## Required task
Copy each of the entries below line by line, with no changes.

[Bounding box entries]
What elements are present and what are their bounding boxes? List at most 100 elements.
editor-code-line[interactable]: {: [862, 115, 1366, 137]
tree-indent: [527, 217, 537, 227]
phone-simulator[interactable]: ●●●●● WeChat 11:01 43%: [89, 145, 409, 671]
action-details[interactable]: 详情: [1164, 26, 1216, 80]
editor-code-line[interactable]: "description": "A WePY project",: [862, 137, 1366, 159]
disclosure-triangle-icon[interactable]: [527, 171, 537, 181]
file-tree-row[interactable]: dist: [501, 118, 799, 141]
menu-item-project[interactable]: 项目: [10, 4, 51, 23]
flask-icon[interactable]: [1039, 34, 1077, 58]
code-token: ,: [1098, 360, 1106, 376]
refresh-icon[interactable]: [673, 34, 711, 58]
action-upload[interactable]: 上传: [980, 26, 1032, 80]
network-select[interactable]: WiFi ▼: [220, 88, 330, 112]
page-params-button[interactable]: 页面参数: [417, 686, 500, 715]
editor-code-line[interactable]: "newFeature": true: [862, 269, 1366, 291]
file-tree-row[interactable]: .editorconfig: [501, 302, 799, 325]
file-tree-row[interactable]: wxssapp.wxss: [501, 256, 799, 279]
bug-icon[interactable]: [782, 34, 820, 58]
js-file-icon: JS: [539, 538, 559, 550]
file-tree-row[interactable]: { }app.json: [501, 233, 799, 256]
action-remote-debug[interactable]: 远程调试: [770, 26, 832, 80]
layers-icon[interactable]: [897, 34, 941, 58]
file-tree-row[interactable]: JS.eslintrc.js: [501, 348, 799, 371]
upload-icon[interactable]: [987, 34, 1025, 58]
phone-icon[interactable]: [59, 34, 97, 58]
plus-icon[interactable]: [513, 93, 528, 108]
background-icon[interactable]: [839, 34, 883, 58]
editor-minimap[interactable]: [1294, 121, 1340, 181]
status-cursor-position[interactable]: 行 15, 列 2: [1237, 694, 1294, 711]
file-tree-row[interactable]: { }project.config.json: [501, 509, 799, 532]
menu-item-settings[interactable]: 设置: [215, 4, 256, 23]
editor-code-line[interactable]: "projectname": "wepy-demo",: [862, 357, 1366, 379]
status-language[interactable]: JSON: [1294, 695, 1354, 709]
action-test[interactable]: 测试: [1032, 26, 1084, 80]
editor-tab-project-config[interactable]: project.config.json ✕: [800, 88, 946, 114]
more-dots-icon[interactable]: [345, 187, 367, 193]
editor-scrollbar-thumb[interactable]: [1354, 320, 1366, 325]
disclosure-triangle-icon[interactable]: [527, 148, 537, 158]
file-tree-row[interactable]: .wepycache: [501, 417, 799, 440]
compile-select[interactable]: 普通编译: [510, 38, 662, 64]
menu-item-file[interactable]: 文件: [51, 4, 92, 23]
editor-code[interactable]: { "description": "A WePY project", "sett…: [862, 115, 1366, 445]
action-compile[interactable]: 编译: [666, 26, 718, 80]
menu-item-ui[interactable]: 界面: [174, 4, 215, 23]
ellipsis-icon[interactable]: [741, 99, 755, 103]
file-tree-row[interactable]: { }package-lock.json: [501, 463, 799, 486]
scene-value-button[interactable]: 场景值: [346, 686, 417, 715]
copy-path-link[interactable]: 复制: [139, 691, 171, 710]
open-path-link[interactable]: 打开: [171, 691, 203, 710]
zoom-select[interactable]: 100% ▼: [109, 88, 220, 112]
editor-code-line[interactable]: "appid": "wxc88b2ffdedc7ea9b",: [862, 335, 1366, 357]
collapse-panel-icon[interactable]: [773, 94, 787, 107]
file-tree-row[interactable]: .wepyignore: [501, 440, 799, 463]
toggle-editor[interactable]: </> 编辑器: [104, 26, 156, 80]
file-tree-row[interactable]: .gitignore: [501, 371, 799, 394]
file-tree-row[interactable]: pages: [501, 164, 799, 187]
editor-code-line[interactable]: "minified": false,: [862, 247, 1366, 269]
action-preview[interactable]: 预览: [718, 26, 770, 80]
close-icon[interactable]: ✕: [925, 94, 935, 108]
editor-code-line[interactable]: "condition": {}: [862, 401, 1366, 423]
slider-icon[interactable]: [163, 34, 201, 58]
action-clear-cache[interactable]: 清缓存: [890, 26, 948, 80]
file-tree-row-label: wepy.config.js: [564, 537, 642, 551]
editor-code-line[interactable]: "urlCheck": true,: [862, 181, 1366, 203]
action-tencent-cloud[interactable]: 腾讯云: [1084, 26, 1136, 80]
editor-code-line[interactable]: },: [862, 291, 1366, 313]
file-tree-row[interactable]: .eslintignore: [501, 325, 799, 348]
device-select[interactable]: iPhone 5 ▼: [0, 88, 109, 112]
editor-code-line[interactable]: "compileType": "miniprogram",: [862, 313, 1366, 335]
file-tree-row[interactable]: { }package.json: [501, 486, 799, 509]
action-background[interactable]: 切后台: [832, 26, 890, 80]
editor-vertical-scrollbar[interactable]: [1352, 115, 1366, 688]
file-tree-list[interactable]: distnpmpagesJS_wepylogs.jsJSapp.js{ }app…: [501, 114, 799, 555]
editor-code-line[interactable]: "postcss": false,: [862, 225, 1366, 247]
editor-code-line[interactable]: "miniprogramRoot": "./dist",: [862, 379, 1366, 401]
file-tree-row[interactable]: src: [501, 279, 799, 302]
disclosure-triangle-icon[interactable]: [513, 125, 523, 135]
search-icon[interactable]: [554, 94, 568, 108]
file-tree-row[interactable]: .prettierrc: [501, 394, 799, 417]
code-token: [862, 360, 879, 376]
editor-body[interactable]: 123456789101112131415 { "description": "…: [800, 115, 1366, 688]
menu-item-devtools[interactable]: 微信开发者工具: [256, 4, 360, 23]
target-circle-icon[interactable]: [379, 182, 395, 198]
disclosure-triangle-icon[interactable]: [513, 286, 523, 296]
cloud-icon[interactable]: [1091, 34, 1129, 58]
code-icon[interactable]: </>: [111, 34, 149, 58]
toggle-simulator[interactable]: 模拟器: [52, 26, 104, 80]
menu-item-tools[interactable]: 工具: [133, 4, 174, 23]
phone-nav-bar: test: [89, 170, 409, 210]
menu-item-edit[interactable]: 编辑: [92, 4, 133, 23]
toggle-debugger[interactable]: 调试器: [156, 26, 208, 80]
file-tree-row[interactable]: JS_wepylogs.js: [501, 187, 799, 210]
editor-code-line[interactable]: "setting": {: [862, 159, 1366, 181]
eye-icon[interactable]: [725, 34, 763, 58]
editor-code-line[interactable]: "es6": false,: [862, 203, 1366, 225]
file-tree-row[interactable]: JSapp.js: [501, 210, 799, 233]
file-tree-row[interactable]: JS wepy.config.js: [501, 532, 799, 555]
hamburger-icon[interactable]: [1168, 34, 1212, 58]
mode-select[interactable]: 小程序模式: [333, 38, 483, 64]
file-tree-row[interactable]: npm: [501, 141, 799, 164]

## Task answer
What elements are present and what are their bounding boxes? List at most 100 elements.
editor-code-line[interactable]: {: [862, 115, 1366, 137]
tree-indent: [527, 217, 537, 227]
phone-simulator[interactable]: ●●●●● WeChat 11:01 43%: [89, 145, 409, 671]
action-details[interactable]: 详情: [1164, 26, 1216, 80]
editor-code-line[interactable]: "description": "A WePY project",: [862, 137, 1366, 159]
disclosure-triangle-icon[interactable]: [527, 171, 537, 181]
file-tree-row[interactable]: dist: [501, 118, 799, 141]
menu-item-project[interactable]: 项目: [10, 4, 51, 23]
flask-icon[interactable]: [1039, 34, 1077, 58]
code-token: ,: [1098, 360, 1106, 376]
refresh-icon[interactable]: [673, 34, 711, 58]
action-upload[interactable]: 上传: [980, 26, 1032, 80]
network-select[interactable]: WiFi ▼: [220, 88, 330, 112]
page-params-button[interactable]: 页面参数: [417, 686, 500, 715]
editor-code-line[interactable]: "newFeature": true: [862, 269, 1366, 291]
file-tree-row[interactable]: .editorconfig: [501, 302, 799, 325]
file-tree-row[interactable]: wxssapp.wxss: [501, 256, 799, 279]
bug-icon[interactable]: [782, 34, 820, 58]
js-file-icon: JS: [539, 538, 559, 550]
file-tree-row[interactable]: { }app.json: [501, 233, 799, 256]
action-remote-debug[interactable]: 远程调试: [770, 26, 832, 80]
layers-icon[interactable]: [897, 34, 941, 58]
file-tree-row[interactable]: JS.eslintrc.js: [501, 348, 799, 371]
upload-icon[interactable]: [987, 34, 1025, 58]
phone-icon[interactable]: [59, 34, 97, 58]
plus-icon[interactable]: [513, 93, 528, 108]
background-icon[interactable]: [839, 34, 883, 58]
editor-minimap[interactable]: [1294, 121, 1340, 181]
status-cursor-position[interactable]: 行 15, 列 2: [1237, 694, 1294, 711]
file-tree-row[interactable]: { }project.config.json: [501, 509, 799, 532]
menu-item-settings[interactable]: 设置: [215, 4, 256, 23]
editor-code-line[interactable]: "projectname": "wepy-demo",: [862, 357, 1366, 379]
status-language[interactable]: JSON: [1294, 695, 1354, 709]
action-test[interactable]: 测试: [1032, 26, 1084, 80]
editor-tab-project-config[interactable]: project.config.json ✕: [800, 88, 946, 114]
more-dots-icon[interactable]: [345, 187, 367, 193]
editor-scrollbar-thumb[interactable]: [1354, 320, 1366, 325]
disclosure-triangle-icon[interactable]: [527, 148, 537, 158]
file-tree-row[interactable]: .wepycache: [501, 417, 799, 440]
compile-select[interactable]: 普通编译: [510, 38, 662, 64]
menu-item-file[interactable]: 文件: [51, 4, 92, 23]
editor-code[interactable]: { "description": "A WePY project", "sett…: [862, 115, 1366, 445]
action-compile[interactable]: 编译: [666, 26, 718, 80]
menu-item-ui[interactable]: 界面: [174, 4, 215, 23]
ellipsis-icon[interactable]: [741, 99, 755, 103]
file-tree-row[interactable]: { }package-lock.json: [501, 463, 799, 486]
scene-value-button[interactable]: 场景值: [346, 686, 417, 715]
copy-path-link[interactable]: 复制: [139, 691, 171, 710]
open-path-link[interactable]: 打开: [171, 691, 203, 710]
zoom-select[interactable]: 100% ▼: [109, 88, 220, 112]
editor-code-line[interactable]: "appid": "wxc88b2ffdedc7ea9b",: [862, 335, 1366, 357]
collapse-panel-icon[interactable]: [773, 94, 787, 107]
file-tree-row[interactable]: .wepyignore: [501, 440, 799, 463]
toggle-editor[interactable]: </> 编辑器: [104, 26, 156, 80]
file-tree-row[interactable]: .gitignore: [501, 371, 799, 394]
file-tree-row[interactable]: pages: [501, 164, 799, 187]
editor-code-line[interactable]: "minified": false,: [862, 247, 1366, 269]
action-preview[interactable]: 预览: [718, 26, 770, 80]
close-icon[interactable]: ✕: [925, 94, 935, 108]
editor-code-line[interactable]: "condition": {}: [862, 401, 1366, 423]
slider-icon[interactable]: [163, 34, 201, 58]
action-clear-cache[interactable]: 清缓存: [890, 26, 948, 80]
file-tree-row-label: wepy.config.js: [564, 537, 642, 551]
editor-code-line[interactable]: "urlCheck": true,: [862, 181, 1366, 203]
action-tencent-cloud[interactable]: 腾讯云: [1084, 26, 1136, 80]
editor-code-line[interactable]: },: [862, 291, 1366, 313]
file-tree-row[interactable]: .eslintignore: [501, 325, 799, 348]
device-select[interactable]: iPhone 5 ▼: [0, 88, 109, 112]
editor-code-line[interactable]: "compileType": "miniprogram",: [862, 313, 1366, 335]
file-tree-row[interactable]: { }package.json: [501, 486, 799, 509]
action-background[interactable]: 切后台: [832, 26, 890, 80]
editor-vertical-scrollbar[interactable]: [1352, 115, 1366, 688]
file-tree-list[interactable]: distnpmpagesJS_wepylogs.jsJSapp.js{ }app…: [501, 114, 799, 555]
editor-code-line[interactable]: "postcss": false,: [862, 225, 1366, 247]
editor-code-line[interactable]: "miniprogramRoot": "./dist",: [862, 379, 1366, 401]
file-tree-row[interactable]: src: [501, 279, 799, 302]
disclosure-triangle-icon[interactable]: [513, 125, 523, 135]
search-icon[interactable]: [554, 94, 568, 108]
file-tree-row[interactable]: .prettierrc: [501, 394, 799, 417]
code-token: [862, 360, 879, 376]
editor-body[interactable]: 123456789101112131415 { "description": "…: [800, 115, 1366, 688]
menu-item-devtools[interactable]: 微信开发者工具: [256, 4, 360, 23]
target-circle-icon[interactable]: [379, 182, 395, 198]
disclosure-triangle-icon[interactable]: [513, 286, 523, 296]
cloud-icon[interactable]: [1091, 34, 1129, 58]
code-icon[interactable]: </>: [111, 34, 149, 58]
toggle-simulator[interactable]: 模拟器: [52, 26, 104, 80]
menu-item-tools[interactable]: 工具: [133, 4, 174, 23]
phone-nav-bar: test: [89, 170, 409, 210]
menu-item-edit[interactable]: 编辑: [92, 4, 133, 23]
toggle-debugger[interactable]: 调试器: [156, 26, 208, 80]
file-tree-row[interactable]: JS_wepylogs.js: [501, 187, 799, 210]
editor-code-line[interactable]: "setting": {: [862, 159, 1366, 181]
eye-icon[interactable]: [725, 34, 763, 58]
editor-code-line[interactable]: "es6": false,: [862, 203, 1366, 225]
file-tree-row[interactable]: JSapp.js: [501, 210, 799, 233]
file-tree-row[interactable]: JS wepy.config.js: [501, 532, 799, 555]
hamburger-icon[interactable]: [1168, 34, 1212, 58]
mode-select[interactable]: 小程序模式: [333, 38, 483, 64]
file-tree-row[interactable]: npm: [501, 141, 799, 164]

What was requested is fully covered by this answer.